▸ 待辦事項
A. 閱讀文本說身體以計量化、數據化的形式存在,在這句話的破折號後列出了哪些身體指標?請全部列出。
B. 請依據閱讀文本回答下列問題:
(i) 文中說健身是一種什麼學,而不是養生學?
(ii) 一個工人的體力勞作被描述為什麼樣的動作?
(iii) 健身追求形體臻於完美,文中括號裡提到透過哪兩種方式?

或者説,健身背後的哲學非常粗陋直白:人以管理物的方式管理自身。它是一種管理學,而不是養生學。它讓你感覺好一點,看起來好一點。
一個健身的人,也可能是一個生活方式完全不健康的人。痛飲肥宅快樂水,然後懷揣着希望與虛無走向健身房。這類似於“朋克養生”的矛盾。養生原本是一整套身心的從容有序的哲學與日常實踐,但“朋克”的態度卻反叛和背離了養生的精神內核,成為一種工具理性。
“朋克”的健康態度背後,現代人的身體恐怕本來就是向着崩壞而發展的:現代勞作形式,並不支持個人身體的全面發展。一個工人的體力勞作是流水線的機械動作,而不是全面調動身體靈活性的行動;當代數字勞動更加抽象,打遊戲,刷淘寶……動動手指就可以完成。日常身體探索的減少,我們對於身體的理解也愈發單向度。
最初的簡易健身器材
肉身的脆弱性和豐富性曾經成就了人性美妙的一面,而如今的科幻作品已經在取消身體,我們可以選擇成為上傳數據而永恆存在——彷彿只有懷舊的老派人文主義者才會緬懷身體。
然而在現實中,身體畢竟仍是重要的。健身產業在當代生活中找到了市場,彌合着日益斷裂的心靈與肉體。我們刻意而為之的健身,在努力喚醒身體,但也讓身體以高度計量化、數據化和科學化的抽象形式而存在——體重、體脂、腰圍、臂圍,控制攝入與消耗……被喚醒了的身體,主要剩下的是審美維度的存在。
02
影像化的、外在於自我的身體
自近代以來,身體管理就成為社會趨勢。但在數字時代身體的日益影像化,則是今天健身大行其道的基礎之一。健身追求的是形體臻於完美(透過減脂或者增肌)。健身的身體必須是美且可以被展示的,否則健身就喪失了一半的意義。健身的肉體在鏡面跟前自我展露,也是在彰顯性魅力與自戀。

▸ 存檔資料
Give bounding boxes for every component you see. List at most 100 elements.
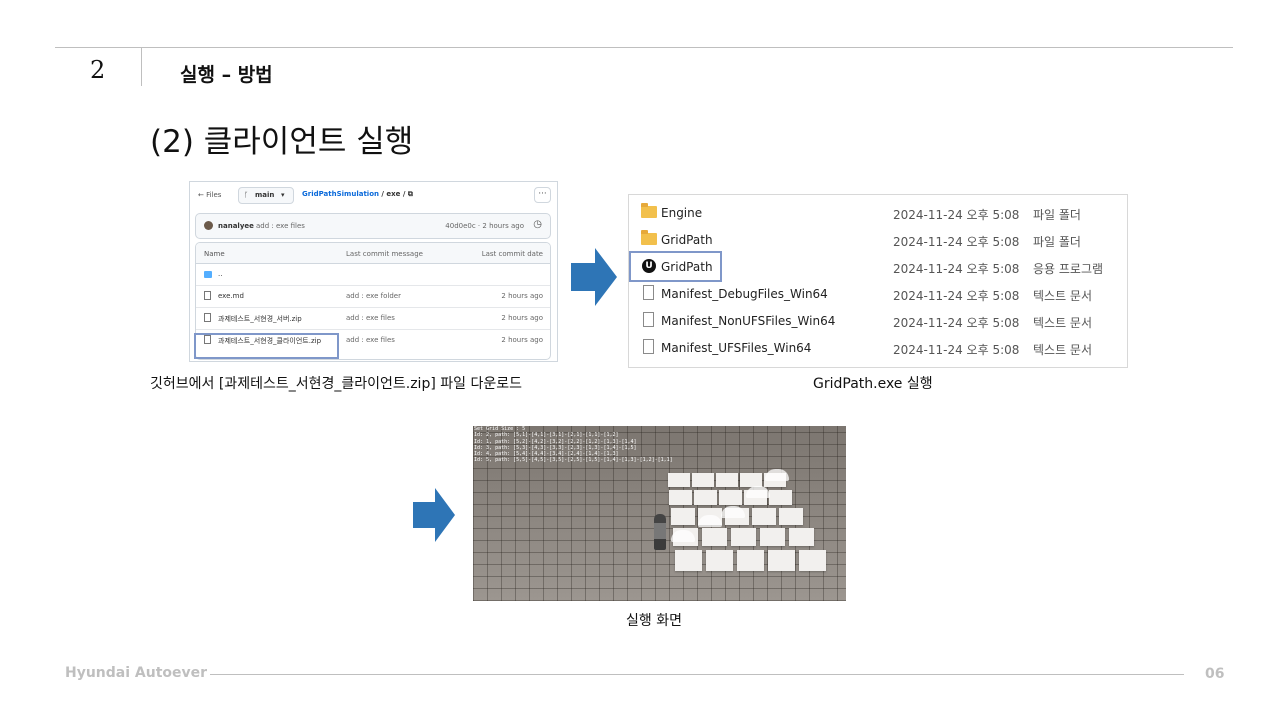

▸ 參考答案
A. 體重、體脂、腰圍、臂圍

B.
(i) 管理學
(ii) 流水線的機械動作
(iii) 減脂或者增肌